**GIVEN PROBLEM:** Images are excluded; otherwise, output every record exactly.

**TASK INPUTS:**
---
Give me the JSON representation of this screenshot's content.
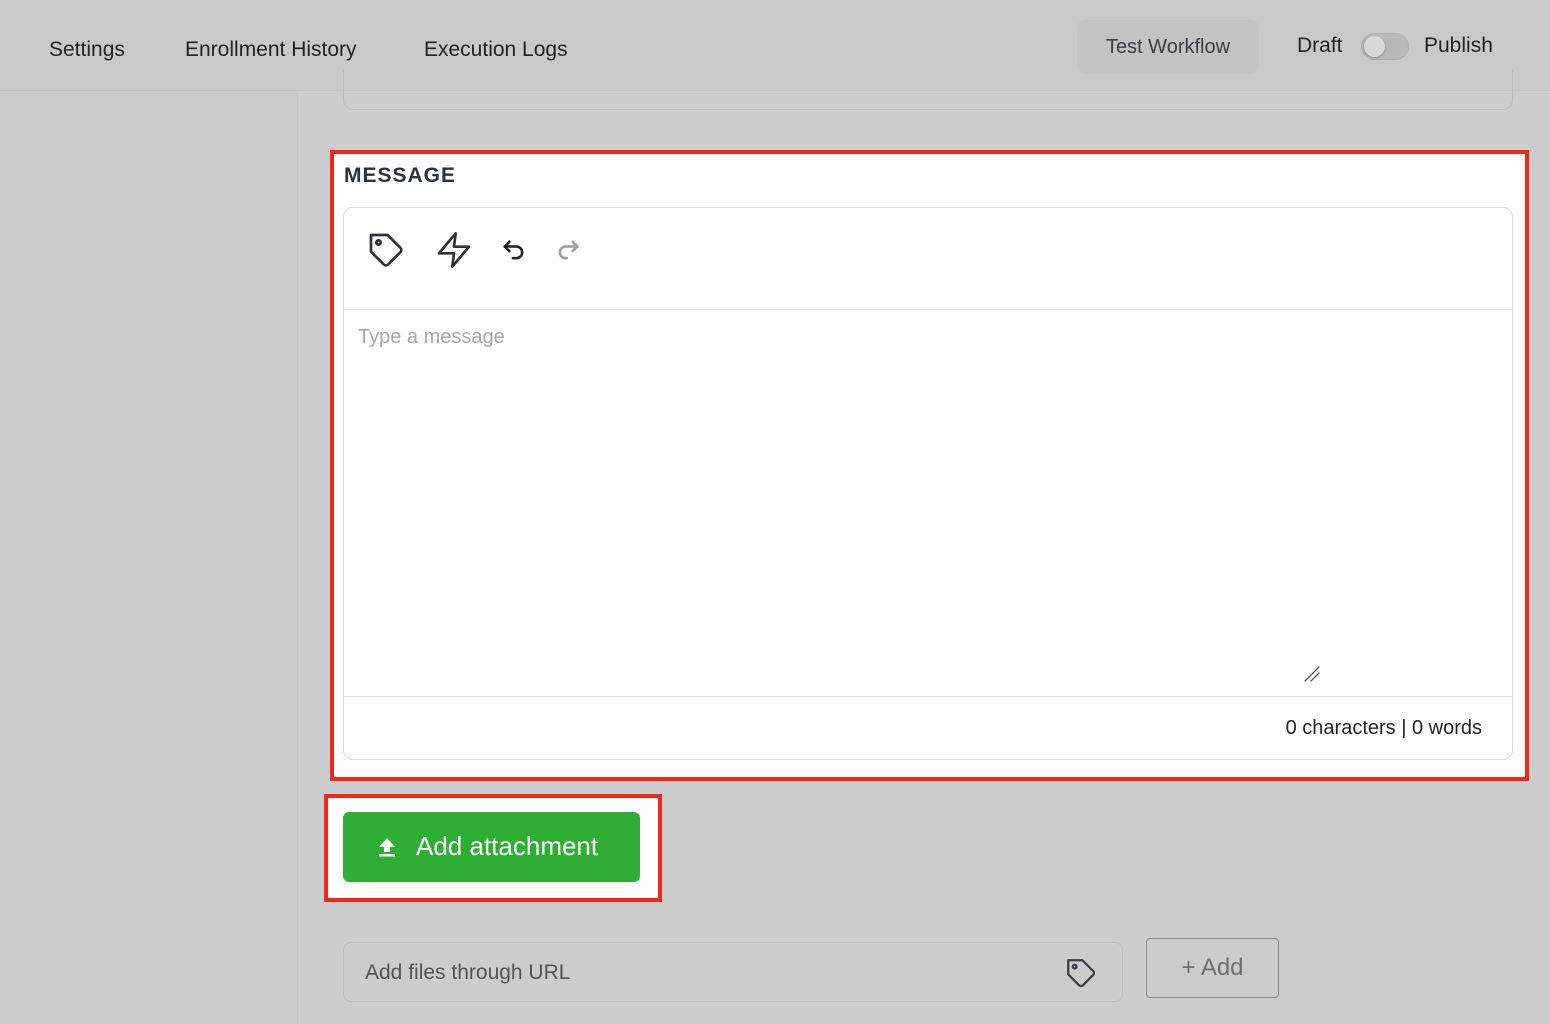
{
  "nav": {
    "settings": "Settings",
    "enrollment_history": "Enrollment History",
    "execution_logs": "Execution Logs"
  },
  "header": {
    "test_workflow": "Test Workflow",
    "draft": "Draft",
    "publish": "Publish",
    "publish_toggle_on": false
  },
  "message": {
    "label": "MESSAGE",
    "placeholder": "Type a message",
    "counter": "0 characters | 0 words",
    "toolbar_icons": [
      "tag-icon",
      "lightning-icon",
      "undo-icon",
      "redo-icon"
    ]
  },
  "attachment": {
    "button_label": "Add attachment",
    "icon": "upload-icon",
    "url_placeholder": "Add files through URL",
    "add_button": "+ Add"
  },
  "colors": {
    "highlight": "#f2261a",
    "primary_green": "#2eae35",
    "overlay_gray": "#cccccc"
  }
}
---
**FINISHED ANSWER:**
Give me the JSON representation of this screenshot's content.
{
  "nav": {
    "settings": "Settings",
    "enrollment_history": "Enrollment History",
    "execution_logs": "Execution Logs"
  },
  "header": {
    "test_workflow": "Test Workflow",
    "draft": "Draft",
    "publish": "Publish",
    "publish_toggle_on": false
  },
  "message": {
    "label": "MESSAGE",
    "placeholder": "Type a message",
    "counter": "0 characters | 0 words",
    "toolbar_icons": [
      "tag-icon",
      "lightning-icon",
      "undo-icon",
      "redo-icon"
    ]
  },
  "attachment": {
    "button_label": "Add attachment",
    "icon": "upload-icon",
    "url_placeholder": "Add files through URL",
    "add_button": "+ Add"
  },
  "colors": {
    "highlight": "#f2261a",
    "primary_green": "#2eae35",
    "overlay_gray": "#cccccc"
  }
}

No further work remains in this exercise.